• Directions for this task
Exclude images, then output the remaining data verbatim.

Excerpts from a figure dataset:

** Begin **

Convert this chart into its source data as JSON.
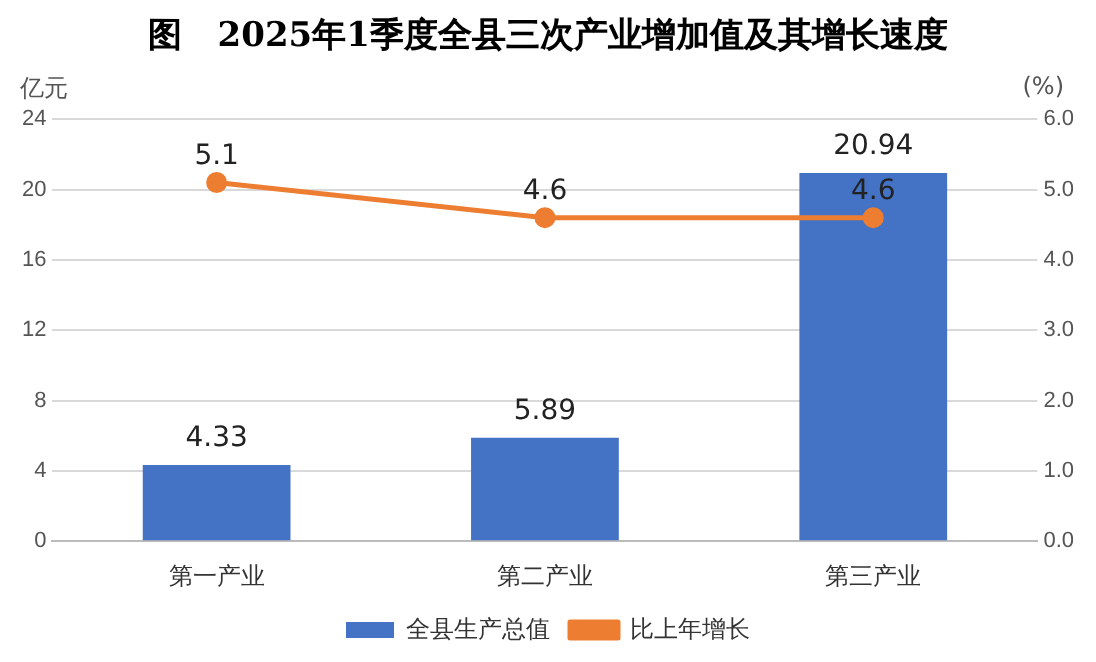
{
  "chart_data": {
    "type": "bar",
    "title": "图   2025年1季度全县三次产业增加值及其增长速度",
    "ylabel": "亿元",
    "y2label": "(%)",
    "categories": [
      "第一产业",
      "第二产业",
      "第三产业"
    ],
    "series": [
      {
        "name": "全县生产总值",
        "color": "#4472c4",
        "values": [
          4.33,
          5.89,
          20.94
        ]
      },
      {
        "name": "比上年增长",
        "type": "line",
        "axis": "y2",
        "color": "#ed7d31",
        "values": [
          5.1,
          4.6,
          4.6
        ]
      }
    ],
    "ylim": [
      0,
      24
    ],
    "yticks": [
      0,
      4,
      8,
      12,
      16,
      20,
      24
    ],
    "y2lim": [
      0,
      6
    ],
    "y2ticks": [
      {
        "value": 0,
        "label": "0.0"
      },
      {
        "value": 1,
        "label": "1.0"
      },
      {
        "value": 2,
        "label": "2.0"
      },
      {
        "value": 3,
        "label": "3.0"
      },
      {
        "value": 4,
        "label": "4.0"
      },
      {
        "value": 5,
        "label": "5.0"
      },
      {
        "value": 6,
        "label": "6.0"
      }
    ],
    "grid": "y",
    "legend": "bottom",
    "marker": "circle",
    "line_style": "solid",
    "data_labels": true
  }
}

** End **

• Reply to the task
Convert this chart into its source data as JSON.
{
  "chart_data": {
    "type": "bar",
    "title": "图   2025年1季度全县三次产业增加值及其增长速度",
    "ylabel": "亿元",
    "y2label": "(%)",
    "categories": [
      "第一产业",
      "第二产业",
      "第三产业"
    ],
    "series": [
      {
        "name": "全县生产总值",
        "color": "#4472c4",
        "values": [
          4.33,
          5.89,
          20.94
        ]
      },
      {
        "name": "比上年增长",
        "type": "line",
        "axis": "y2",
        "color": "#ed7d31",
        "values": [
          5.1,
          4.6,
          4.6
        ]
      }
    ],
    "ylim": [
      0,
      24
    ],
    "yticks": [
      0,
      4,
      8,
      12,
      16,
      20,
      24
    ],
    "y2lim": [
      0,
      6
    ],
    "y2ticks": [
      {
        "value": 0,
        "label": "0.0"
      },
      {
        "value": 1,
        "label": "1.0"
      },
      {
        "value": 2,
        "label": "2.0"
      },
      {
        "value": 3,
        "label": "3.0"
      },
      {
        "value": 4,
        "label": "4.0"
      },
      {
        "value": 5,
        "label": "5.0"
      },
      {
        "value": 6,
        "label": "6.0"
      }
    ],
    "grid": "y",
    "legend": "bottom",
    "marker": "circle",
    "line_style": "solid",
    "data_labels": true
  }
}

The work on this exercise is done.